Stated goal: All lines holding the string "bateria" are to be shown.

[Saved data entries]
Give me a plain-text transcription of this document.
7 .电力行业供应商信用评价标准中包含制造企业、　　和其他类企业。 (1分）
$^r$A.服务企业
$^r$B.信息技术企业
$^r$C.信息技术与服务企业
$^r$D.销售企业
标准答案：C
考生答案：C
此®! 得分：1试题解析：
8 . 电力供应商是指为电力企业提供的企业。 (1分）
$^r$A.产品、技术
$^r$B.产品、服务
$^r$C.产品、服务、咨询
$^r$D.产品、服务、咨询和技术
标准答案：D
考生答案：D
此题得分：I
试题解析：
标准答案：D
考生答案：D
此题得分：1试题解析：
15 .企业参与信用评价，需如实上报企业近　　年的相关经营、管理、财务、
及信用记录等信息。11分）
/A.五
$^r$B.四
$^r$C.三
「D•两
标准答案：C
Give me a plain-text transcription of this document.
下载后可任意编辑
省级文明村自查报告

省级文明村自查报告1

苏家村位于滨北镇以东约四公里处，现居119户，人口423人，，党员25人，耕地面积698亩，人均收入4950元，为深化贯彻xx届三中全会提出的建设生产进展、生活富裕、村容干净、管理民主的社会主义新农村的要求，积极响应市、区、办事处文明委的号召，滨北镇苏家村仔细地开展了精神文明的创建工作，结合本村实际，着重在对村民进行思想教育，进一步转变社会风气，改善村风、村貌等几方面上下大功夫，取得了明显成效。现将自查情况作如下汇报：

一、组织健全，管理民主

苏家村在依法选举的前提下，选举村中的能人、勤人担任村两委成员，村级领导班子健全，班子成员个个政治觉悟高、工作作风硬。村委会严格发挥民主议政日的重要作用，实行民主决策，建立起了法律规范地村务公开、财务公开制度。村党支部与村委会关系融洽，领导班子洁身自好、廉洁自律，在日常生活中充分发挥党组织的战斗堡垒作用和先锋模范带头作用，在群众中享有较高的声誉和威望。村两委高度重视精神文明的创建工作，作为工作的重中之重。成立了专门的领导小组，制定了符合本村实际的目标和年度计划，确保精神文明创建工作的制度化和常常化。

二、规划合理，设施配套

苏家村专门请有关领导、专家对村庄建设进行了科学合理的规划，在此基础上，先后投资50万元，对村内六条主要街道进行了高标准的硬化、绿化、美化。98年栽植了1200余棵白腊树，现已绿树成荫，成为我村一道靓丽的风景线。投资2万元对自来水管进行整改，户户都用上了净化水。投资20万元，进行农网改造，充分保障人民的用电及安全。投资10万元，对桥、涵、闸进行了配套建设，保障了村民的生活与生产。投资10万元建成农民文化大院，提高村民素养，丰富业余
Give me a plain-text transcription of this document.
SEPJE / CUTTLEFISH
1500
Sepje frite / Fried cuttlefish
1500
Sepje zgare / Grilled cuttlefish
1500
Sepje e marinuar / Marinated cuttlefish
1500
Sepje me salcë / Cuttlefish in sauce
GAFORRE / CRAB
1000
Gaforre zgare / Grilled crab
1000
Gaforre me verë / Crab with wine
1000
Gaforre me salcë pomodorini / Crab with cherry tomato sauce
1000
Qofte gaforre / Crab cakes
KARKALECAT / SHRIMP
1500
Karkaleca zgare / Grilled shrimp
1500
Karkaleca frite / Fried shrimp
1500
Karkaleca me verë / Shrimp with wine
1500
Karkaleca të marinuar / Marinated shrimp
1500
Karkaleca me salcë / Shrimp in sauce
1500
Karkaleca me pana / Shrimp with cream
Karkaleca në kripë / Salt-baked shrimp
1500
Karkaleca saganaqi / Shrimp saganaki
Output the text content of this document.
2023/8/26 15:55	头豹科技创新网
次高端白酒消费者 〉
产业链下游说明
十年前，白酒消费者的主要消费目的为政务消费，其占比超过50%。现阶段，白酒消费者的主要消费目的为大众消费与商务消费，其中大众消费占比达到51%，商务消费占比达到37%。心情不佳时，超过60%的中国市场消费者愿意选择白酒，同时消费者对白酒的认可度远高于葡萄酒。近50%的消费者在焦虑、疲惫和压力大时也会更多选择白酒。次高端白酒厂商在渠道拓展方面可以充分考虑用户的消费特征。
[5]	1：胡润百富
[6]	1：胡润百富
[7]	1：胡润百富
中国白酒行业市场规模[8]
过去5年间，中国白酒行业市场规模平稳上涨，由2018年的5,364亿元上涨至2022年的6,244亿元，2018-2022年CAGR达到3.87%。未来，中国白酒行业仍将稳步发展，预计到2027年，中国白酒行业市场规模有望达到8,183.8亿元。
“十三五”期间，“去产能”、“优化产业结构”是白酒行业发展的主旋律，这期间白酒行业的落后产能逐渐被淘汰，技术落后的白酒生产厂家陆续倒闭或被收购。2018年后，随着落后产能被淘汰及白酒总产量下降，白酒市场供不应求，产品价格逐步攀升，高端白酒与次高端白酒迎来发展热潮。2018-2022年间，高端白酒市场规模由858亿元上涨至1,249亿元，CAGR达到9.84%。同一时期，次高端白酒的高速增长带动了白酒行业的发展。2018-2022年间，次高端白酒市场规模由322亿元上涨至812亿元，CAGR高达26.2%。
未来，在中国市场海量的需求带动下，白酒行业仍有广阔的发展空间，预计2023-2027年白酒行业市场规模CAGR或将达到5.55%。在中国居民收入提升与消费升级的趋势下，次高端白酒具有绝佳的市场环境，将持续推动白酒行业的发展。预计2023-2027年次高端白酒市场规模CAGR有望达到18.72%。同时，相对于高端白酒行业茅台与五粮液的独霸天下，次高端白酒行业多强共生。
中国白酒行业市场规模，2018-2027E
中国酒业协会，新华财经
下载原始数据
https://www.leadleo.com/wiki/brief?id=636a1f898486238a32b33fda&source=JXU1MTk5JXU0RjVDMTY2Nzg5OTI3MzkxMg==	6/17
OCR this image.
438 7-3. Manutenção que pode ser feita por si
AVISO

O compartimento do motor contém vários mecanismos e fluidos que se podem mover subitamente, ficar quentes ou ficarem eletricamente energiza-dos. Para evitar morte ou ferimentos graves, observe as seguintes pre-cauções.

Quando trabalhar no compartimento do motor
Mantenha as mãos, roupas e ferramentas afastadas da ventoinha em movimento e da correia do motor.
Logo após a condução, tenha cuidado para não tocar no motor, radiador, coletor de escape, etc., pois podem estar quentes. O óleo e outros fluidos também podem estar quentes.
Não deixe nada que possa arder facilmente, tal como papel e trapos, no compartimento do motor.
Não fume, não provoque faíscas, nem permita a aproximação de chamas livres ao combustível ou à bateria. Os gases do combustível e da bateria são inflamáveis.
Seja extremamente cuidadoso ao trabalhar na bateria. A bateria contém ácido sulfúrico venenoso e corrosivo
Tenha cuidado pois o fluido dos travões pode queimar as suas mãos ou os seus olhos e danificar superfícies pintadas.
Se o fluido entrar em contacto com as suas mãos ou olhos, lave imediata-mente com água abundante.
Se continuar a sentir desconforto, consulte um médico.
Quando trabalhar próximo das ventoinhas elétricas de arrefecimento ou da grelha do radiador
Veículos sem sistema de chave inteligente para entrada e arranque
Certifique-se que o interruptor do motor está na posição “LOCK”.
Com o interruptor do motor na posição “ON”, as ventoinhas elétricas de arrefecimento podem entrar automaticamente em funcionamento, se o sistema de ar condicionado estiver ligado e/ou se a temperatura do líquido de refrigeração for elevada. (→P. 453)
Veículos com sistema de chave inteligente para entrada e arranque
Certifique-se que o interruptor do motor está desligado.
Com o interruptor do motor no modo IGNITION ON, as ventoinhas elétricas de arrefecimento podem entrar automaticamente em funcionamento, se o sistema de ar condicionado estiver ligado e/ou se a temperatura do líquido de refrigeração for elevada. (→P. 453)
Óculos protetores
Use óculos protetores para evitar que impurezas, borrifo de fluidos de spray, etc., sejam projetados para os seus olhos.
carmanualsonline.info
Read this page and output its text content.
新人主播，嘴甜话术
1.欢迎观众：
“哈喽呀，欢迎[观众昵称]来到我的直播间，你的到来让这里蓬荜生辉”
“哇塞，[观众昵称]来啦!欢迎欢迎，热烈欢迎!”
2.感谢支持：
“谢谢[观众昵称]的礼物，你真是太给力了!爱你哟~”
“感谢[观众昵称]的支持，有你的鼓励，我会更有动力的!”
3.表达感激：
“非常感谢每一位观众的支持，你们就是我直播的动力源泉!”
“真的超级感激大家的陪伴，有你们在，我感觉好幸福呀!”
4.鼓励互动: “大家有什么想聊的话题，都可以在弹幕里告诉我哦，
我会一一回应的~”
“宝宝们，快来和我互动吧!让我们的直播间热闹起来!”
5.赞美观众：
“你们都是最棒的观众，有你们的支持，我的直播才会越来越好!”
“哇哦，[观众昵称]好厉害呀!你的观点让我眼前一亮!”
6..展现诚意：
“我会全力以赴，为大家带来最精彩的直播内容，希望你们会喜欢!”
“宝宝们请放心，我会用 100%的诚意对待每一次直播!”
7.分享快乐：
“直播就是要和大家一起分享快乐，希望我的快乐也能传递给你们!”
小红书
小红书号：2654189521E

Finished exercise:
Não fume, não provoque faíscas, nem permita a aproximação de chamas livres ao combustível ou à bateria. Os gases do combustível e da bateria são inflamáveis.
Seja extremamente cuidadoso ao trabalhar na bateria. A bateria contém ácido sulfúrico venenoso e corrosivo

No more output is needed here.